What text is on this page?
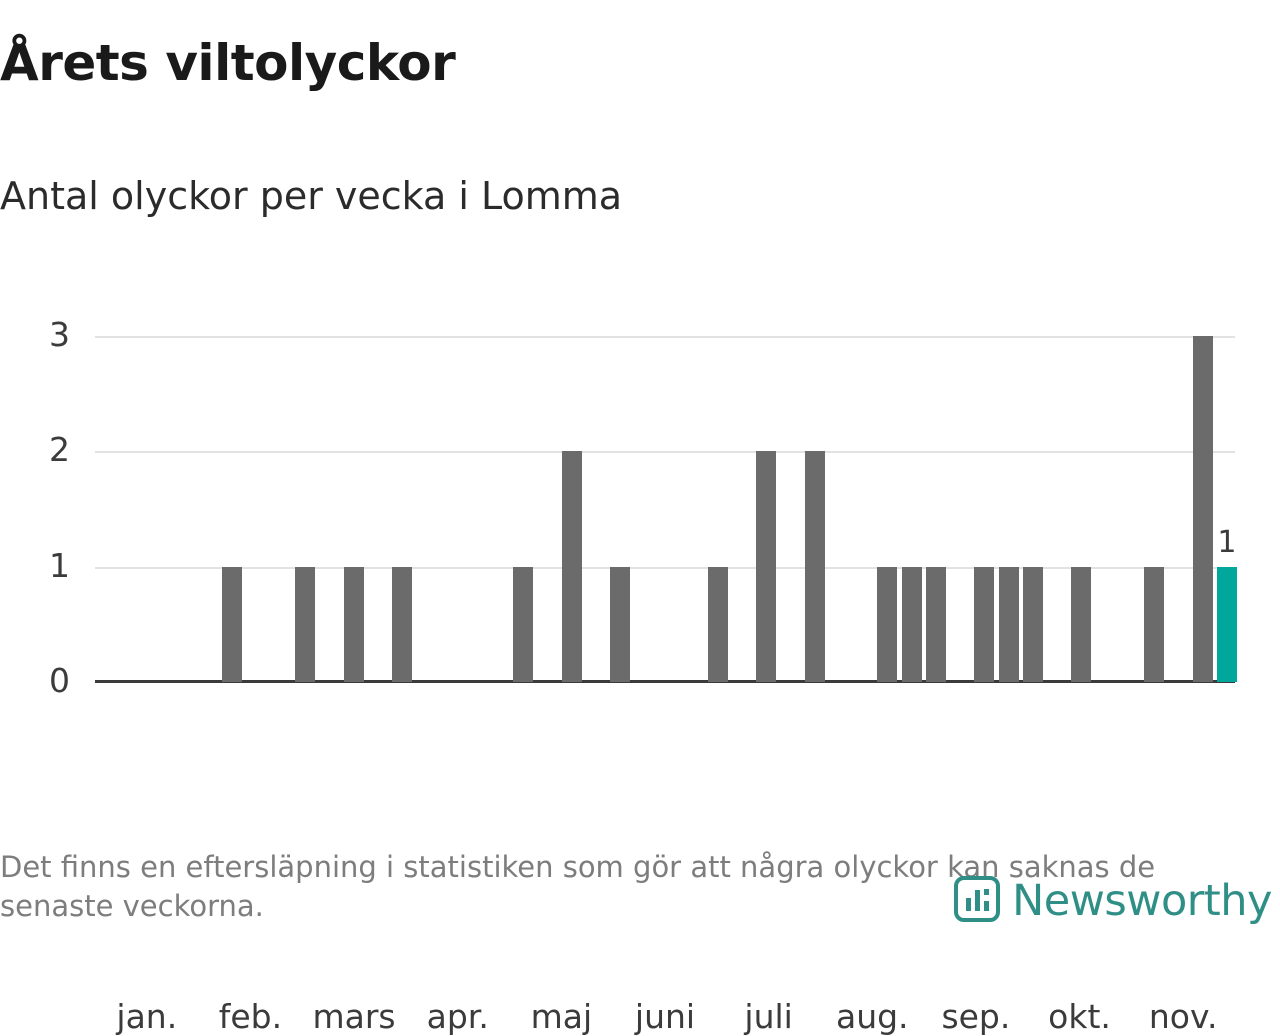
Årets viltolyckor
Antal olyckor per vecka i Lomma
1
0
1
2
3
jan.	feb. mars apr.	maj	juni	juli	aug. sep.	okt.	nov.
Det finns en eftersläpning i statistiken som gör att några olyckor kan saknas de senaste veckorna.	Newsworthy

▶ **Written instruction**: Generate a word-for-word copy of the preceding records, excluding all pictures.

▶ **Reply**:
What text is on this page?
Årets viltolyckor
Antal olyckor per vecka i Lomma
1
0
1
2
3
jan.	feb. mars apr.	maj	juni	juli	aug. sep.	okt.	nov.
Det finns en eftersläpning i statistiken som gör att några olyckor kan saknas de senaste veckorna.	Newsworthy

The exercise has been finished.